┌─ Given data
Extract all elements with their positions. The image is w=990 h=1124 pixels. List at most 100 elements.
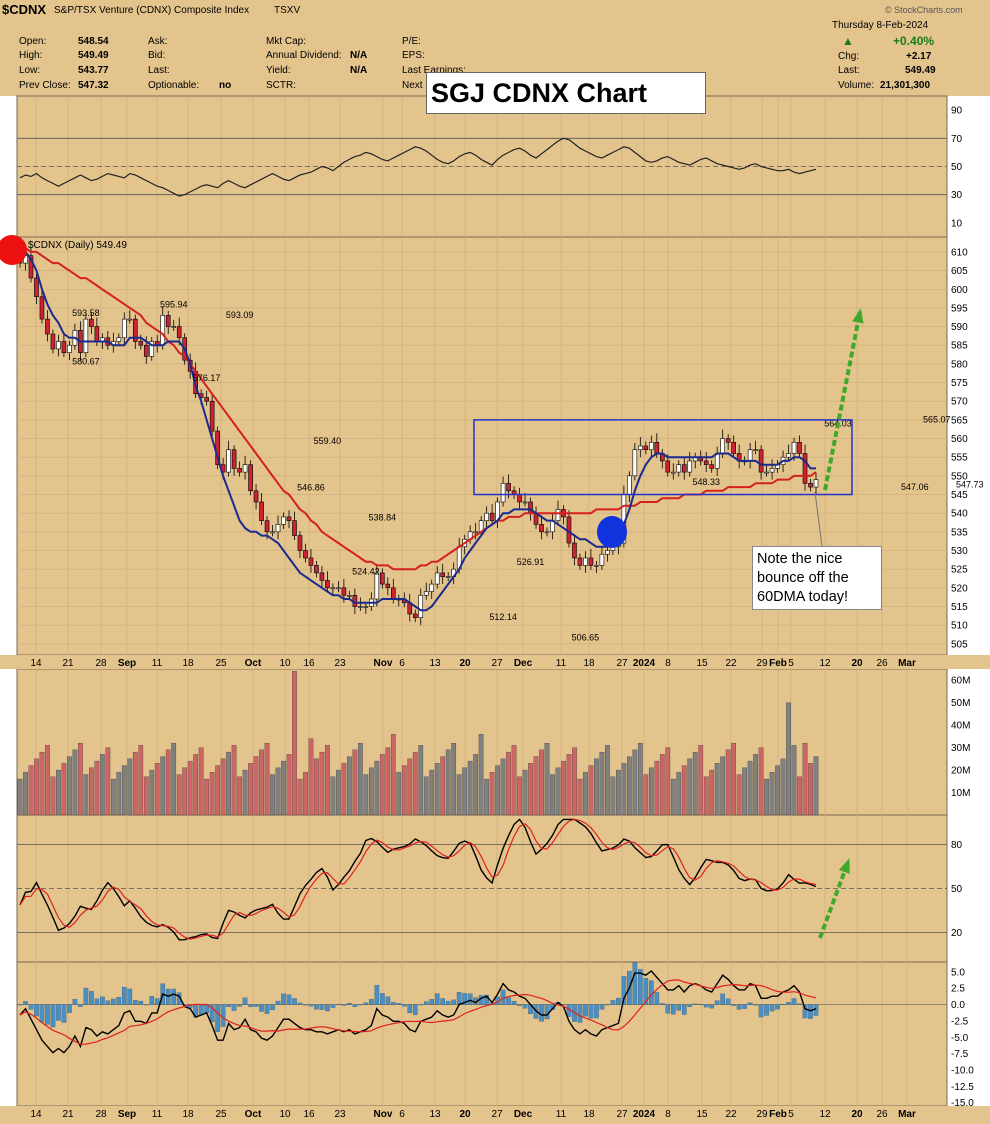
candle-body [28,255,34,279]
volume-bar [34,758,39,816]
candle-body [94,326,100,342]
volume-bar [193,754,199,816]
open-value: 548.54 [78,36,109,47]
macd-histogram-bar [517,1004,522,1006]
volume-label: Volume: [838,80,875,91]
volume-bar [132,751,138,816]
volume-bar [231,745,237,816]
macd-y-tick: -15.0 [951,1098,974,1109]
volume-bar [632,749,638,816]
macd-histogram-bar [506,997,511,1005]
candle-body [149,341,155,357]
price-label: 595.94 [160,299,188,309]
volume-bar [676,772,682,816]
x-tick-label: 8 [665,658,671,669]
macd-histogram-bar [714,1000,720,1005]
x-tick-label: 18 [182,658,194,669]
macd-histogram-bar [127,988,133,1005]
price-label: 593.09 [226,310,254,320]
volume-bar [363,774,369,816]
volume-bar [753,754,758,816]
macd-histogram-bar [786,1002,791,1005]
price-label: 580.67 [72,356,100,366]
x-tick-label: 16 [303,658,315,669]
candle-body [237,468,242,473]
volume-bar [412,751,418,816]
candle-body [209,400,215,432]
volume-bar [522,769,528,816]
volume-bar [160,756,166,816]
volume-bar [736,774,742,816]
volume-y-tick: 30M [951,743,970,754]
volume-y-tick: 10M [951,788,970,799]
candle-body [506,483,511,492]
price-label: 512.14 [489,612,517,622]
candle-body [358,606,363,608]
volume-bar [506,751,511,816]
volume-bar [780,758,786,816]
macd-histogram-bar [220,1004,226,1027]
volume-bar [616,769,621,816]
macd-histogram-bar [34,1004,39,1017]
candle-body [226,449,231,473]
candle-body [176,326,182,339]
price-legend: $CDNX (Daily) 549.49 [28,240,127,251]
volume-bar [423,776,429,816]
macd-histogram-bar [401,1004,407,1007]
macd-histogram-bar [45,1004,50,1025]
price-label: 548.33 [692,477,720,487]
macd-histogram-bar [363,1002,369,1005]
green-arrow-price-head [852,308,864,324]
last-price-value: 549.49 [905,65,936,76]
volume-bar [813,756,819,816]
price-y-tick: 545 [951,490,968,501]
candle-body [138,341,144,346]
volume-bar [594,758,599,816]
macd-histogram-bar [605,1004,610,1006]
volume-bar [390,733,396,816]
candle-body [231,449,237,469]
price-y-tick: 505 [951,639,968,650]
candle-body [555,509,561,521]
volume-bar [550,774,555,816]
macd-histogram-bar [308,1004,314,1007]
volume-bar [478,733,484,816]
stoch-y-tick: 50 [951,884,963,895]
macd-histogram-bar [632,962,638,1005]
volume-bar [154,763,160,816]
macd-histogram-bar [698,1004,704,1005]
exchange: TSXV [274,5,301,16]
x-tick-label: 5 [788,658,794,669]
macd-histogram-bar [248,1004,253,1007]
candle-body [319,572,325,581]
volume-bar [143,776,149,816]
candle-body [670,471,676,474]
volume-bar [286,754,292,816]
volume-bar [401,765,407,816]
x-tick-label: Sep [118,658,136,669]
macd-histogram-bar [281,993,286,1005]
candle-body [242,464,248,473]
volume-bar [407,758,413,816]
rsi-y-tick: 90 [951,106,963,117]
volume-bar [105,747,111,816]
macd-histogram-bar [758,1004,764,1018]
volume-bar [171,742,177,816]
volume-bar [445,749,451,816]
candle-body [259,501,264,521]
volume-bar [275,767,281,816]
volume-bar [149,769,155,816]
macd-histogram-bar [94,998,100,1005]
macd-histogram-bar [407,1004,413,1014]
volume-bar [45,745,50,816]
last-price-label: Last: [838,65,860,76]
macd-histogram-bar [264,1004,270,1014]
x-tick-label: 23 [334,658,346,669]
macd-histogram-bar [28,1004,34,1010]
x-tick-label: 22 [725,658,737,669]
candle-body [330,587,336,590]
candle-body [654,441,660,454]
candle-body [292,520,297,536]
bid-label: Bid: [148,50,166,61]
macd-histogram-bar [297,1002,303,1005]
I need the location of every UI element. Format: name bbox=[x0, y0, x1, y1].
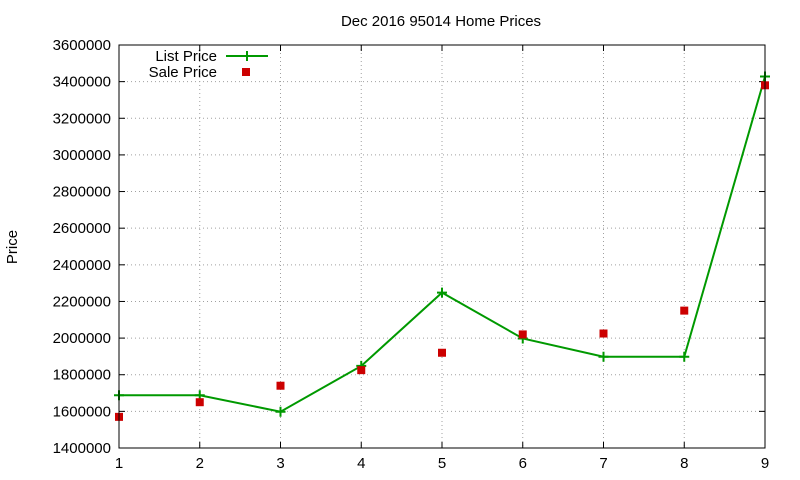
└─
Can you recast the data above as a JSON list of strings, one string per line, with blank lines dropped and the pictures left out?

> In response:
[
  "Extract all elements with their positions. The image is w=990 h=1124 pixels. List at most 100 elements.",
  "candle-body [28,255,34,279]",
  "volume-bar [34,758,39,816]",
  "candle-body [94,326,100,342]",
  "volume-bar [193,754,199,816]",
  "open-value: 548.54 [78,36,109,47]",
  "macd-histogram-bar [517,1004,522,1006]",
  "volume-label: Volume: [838,80,875,91]",
  "volume-bar [132,751,138,816]",
  "volume-bar [231,745,237,816]",
  "macd-y-tick: -15.0 [951,1098,974,1109]",
  "volume-bar [632,749,638,816]",
  "macd-histogram-bar [506,997,511,1005]",
  "candle-body [149,341,155,357]",
  "price-label: 595.94 [160,299,188,309]",
  "volume-bar [676,772,682,816]",
  "x-tick-label: 8 [665,658,671,669]",
  "macd-histogram-bar [714,1000,720,1005]",
  "x-tick-label: 18 [182,658,194,669]",
  "macd-histogram-bar [127,988,133,1005]",
  "price-label: 593.09 [226,310,254,320]",
  "volume-bar [363,774,369,816]",
  "volume-bar [753,754,758,816]",
  "macd-histogram-bar [786,1002,791,1005]",
  "price-label: 580.67 [72,356,100,366]",
  "x-tick-label: 16 [303,658,315,669]",
  "candle-body [237,468,242,473]",
  "volume-bar [412,751,418,816]",
  "candle-body [209,400,215,432]",
  "volume-bar [522,769,528,816]",
  "volume-bar [160,756,166,816]",
  "volume-bar [736,774,742,816]",
  "volume-y-tick: 30M [951,743,970,754]",
  "volume-y-tick: 10M [951,788,970,799]",
  "candle-body [506,483,511,492]",
  "price-label: 512.14 [489,612,517,622]",
  "candle-body [358,606,363,608]",
  "volume-bar [506,751,511,816]",
  "volume-bar [780,758,786,816]",
  "macd-histogram-bar [220,1004,226,1027]",
  "volume-bar [616,769,621,816]",
  "macd-histogram-bar [34,1004,39,1017]",
  "candle-body [226,449,231,473]",
  "candle-body [176,326,182,339]",
  "price-legend: $CDNX (Daily) 549.49 [28,240,127,251]",
  "volume-bar [423,776,429,816]",
  "macd-histogram-bar [401,1004,407,1007]",
  "macd-histogram-bar [45,1004,50,1025]",
  "price-label: 548.33 [692,477,720,487]",
  "macd-histogram-bar [363,1002,369,1005]",
  "green-arrow-price-head [852,308,864,324]",
  "last-price-value: 549.49 [905,65,936,76]",
  "volume-bar [813,756,819,816]",
  "price-y-tick: 545 [951,490,968,501]",
  "candle-body [138,341,144,346]",
  "volume-bar [594,758,599,816]",
  "macd-histogram-bar [605,1004,610,1006]",
  "volume-bar [390,733,396,816]",
  "candle-body [231,449,237,469]",
  "price-y-tick: 505 [951,639,968,650]",
  "candle-body [555,509,561,521]",
  "volume-bar [550,774,555,816]",
  "macd-histogram-bar [308,1004,314,1007]",
  "volume-bar [478,733,484,816]",
  "stoch-y-tick: 50 [951,884,963,895]",
  "macd-histogram-bar [632,962,638,1005]",
  "volume-bar [154,763,160,816]",
  "macd-histogram-bar [698,1004,704,1005]",
  "exchange: TSXV [274,5,301,16]",
  "x-tick-label: 5 [788,658,794,669]",
  "macd-histogram-bar [248,1004,253,1007]",
  "candle-body [319,572,325,581]",
  "volume-bar [143,776,149,816]",
  "candle-body [670,471,676,474]",
  "volume-bar [286,754,292,816]",
  "volume-bar [401,765,407,816]",
  "x-tick-label: Sep [118,658,136,669]",
  "macd-histogram-bar [281,993,286,1005]",
  "candle-body [242,464,248,473]",
  "volume-bar [407,758,413,816]",
  "rsi-y-tick: 90 [951,106,963,117]",
  "volume-bar [105,747,111,816]",
  "macd-histogram-bar [758,1004,764,1018]",
  "volume-bar [171,742,177,816]",
  "volume-bar [445,749,451,816]",
  "candle-body [259,501,264,521]",
  "volume-bar [275,767,281,816]",
  "volume-bar [149,769,155,816]",
  "macd-histogram-bar [94,998,100,1005]",
  "macd-histogram-bar [407,1004,413,1014]",
  "volume-bar [45,745,50,816]",
  "last-price-label: Last: [838,65,860,76]",
  "macd-histogram-bar [264,1004,270,1014]",
  "x-tick-label: 23 [334,658,346,669]",
  "macd-histogram-bar [28,1004,34,1010]",
  "x-tick-label: 22 [725,658,737,669]",
  "candle-body [330,587,336,590]",
  "candle-body [654,441,660,454]",
  "candle-body [292,520,297,536]",
  "bid-label: Bid: [148,50,166,61]",
  "macd-histogram-bar [297,1002,303,1005]",
  "I need the location of every UI element. Format: name bbox=[x0, y0, x1, y1]."
]